▸ Given exercise:
Tell how many lines include the string "сбыт". Answer with a single number.

★ ★ ★ ★ ★ ★ ★

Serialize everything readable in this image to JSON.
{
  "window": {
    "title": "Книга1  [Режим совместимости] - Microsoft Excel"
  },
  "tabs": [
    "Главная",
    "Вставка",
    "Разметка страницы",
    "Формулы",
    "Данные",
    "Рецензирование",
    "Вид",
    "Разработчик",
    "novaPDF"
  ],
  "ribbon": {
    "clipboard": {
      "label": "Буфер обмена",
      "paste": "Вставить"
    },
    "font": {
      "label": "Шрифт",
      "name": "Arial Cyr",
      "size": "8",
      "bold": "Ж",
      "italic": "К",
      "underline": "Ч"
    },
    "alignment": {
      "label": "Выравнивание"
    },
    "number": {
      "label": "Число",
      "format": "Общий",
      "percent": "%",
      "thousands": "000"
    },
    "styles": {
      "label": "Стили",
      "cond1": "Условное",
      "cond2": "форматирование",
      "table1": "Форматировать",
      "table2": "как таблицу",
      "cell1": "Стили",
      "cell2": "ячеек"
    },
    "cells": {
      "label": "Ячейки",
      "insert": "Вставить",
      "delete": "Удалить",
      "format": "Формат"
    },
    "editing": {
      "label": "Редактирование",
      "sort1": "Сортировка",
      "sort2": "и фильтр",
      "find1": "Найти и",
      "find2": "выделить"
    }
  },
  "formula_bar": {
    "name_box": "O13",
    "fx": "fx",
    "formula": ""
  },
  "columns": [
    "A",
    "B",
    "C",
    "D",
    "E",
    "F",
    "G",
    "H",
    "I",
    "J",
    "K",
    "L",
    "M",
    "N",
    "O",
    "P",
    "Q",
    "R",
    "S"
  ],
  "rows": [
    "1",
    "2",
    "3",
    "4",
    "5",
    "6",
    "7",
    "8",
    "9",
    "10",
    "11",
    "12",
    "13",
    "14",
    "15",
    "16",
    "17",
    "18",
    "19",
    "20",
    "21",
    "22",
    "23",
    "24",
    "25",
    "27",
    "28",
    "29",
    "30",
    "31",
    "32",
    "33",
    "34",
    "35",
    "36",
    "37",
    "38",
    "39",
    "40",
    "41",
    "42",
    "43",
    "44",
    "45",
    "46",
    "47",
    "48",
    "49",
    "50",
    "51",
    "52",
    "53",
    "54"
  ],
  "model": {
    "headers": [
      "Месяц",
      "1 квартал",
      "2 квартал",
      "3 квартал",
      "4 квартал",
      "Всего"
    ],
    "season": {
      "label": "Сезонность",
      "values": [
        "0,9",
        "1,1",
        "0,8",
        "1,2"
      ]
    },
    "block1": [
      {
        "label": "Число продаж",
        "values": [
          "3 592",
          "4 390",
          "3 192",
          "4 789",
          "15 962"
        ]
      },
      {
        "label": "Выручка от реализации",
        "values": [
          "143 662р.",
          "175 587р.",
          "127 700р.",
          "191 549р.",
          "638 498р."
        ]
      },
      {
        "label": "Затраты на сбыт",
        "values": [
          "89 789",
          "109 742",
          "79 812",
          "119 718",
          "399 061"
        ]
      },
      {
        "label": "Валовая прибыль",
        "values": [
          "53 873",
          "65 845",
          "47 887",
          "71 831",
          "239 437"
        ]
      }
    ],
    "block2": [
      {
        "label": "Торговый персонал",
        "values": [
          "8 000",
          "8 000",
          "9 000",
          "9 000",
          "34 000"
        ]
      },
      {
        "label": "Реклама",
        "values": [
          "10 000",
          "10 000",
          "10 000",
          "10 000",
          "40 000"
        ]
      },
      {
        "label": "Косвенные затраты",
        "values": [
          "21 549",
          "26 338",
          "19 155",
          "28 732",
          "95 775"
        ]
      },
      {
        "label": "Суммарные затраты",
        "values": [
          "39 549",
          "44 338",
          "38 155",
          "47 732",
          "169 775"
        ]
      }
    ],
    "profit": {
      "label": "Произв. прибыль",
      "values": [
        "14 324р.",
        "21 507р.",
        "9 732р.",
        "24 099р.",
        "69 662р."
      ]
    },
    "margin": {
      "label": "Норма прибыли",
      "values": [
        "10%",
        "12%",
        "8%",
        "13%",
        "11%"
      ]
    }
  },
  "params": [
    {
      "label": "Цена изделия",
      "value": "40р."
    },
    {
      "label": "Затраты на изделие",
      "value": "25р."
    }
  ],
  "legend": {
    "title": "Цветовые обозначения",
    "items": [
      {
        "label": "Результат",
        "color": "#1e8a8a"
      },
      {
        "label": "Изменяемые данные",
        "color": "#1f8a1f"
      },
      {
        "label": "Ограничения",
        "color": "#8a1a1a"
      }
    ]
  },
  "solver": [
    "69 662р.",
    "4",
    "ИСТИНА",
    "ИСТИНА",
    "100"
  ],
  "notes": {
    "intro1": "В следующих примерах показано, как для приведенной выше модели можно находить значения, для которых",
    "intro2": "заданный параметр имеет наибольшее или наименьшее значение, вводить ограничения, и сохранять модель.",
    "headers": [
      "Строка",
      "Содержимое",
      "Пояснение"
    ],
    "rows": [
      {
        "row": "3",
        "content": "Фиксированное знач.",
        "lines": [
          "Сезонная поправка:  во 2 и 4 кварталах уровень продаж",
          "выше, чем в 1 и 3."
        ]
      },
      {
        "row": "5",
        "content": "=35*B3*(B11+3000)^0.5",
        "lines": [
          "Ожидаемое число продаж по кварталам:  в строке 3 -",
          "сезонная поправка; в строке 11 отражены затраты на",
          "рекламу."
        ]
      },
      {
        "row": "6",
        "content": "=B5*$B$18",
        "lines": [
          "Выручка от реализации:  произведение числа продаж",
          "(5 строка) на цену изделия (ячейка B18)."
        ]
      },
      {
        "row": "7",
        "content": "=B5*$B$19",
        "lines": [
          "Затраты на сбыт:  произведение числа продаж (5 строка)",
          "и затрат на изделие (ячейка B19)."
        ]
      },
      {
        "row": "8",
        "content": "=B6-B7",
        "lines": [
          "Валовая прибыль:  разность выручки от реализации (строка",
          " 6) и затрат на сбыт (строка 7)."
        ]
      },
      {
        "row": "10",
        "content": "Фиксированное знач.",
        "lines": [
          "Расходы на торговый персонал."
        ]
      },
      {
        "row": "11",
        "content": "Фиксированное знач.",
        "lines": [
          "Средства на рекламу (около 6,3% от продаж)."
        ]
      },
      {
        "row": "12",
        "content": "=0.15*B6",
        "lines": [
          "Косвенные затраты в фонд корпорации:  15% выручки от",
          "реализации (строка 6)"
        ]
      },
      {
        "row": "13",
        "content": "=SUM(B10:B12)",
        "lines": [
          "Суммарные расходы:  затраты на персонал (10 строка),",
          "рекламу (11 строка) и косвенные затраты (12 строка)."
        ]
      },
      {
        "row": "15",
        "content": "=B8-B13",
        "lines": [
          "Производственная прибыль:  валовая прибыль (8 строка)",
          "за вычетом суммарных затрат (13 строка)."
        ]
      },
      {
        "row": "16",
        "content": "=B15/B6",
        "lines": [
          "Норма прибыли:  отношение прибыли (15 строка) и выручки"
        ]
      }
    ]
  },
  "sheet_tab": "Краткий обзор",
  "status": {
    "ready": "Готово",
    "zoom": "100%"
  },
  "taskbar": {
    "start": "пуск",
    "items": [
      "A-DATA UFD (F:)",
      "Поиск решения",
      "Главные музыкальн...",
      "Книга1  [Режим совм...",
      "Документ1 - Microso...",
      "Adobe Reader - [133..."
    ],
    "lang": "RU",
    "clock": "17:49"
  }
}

★ ★ ★ ★ ★ ★ ★

▸ Correct response:
3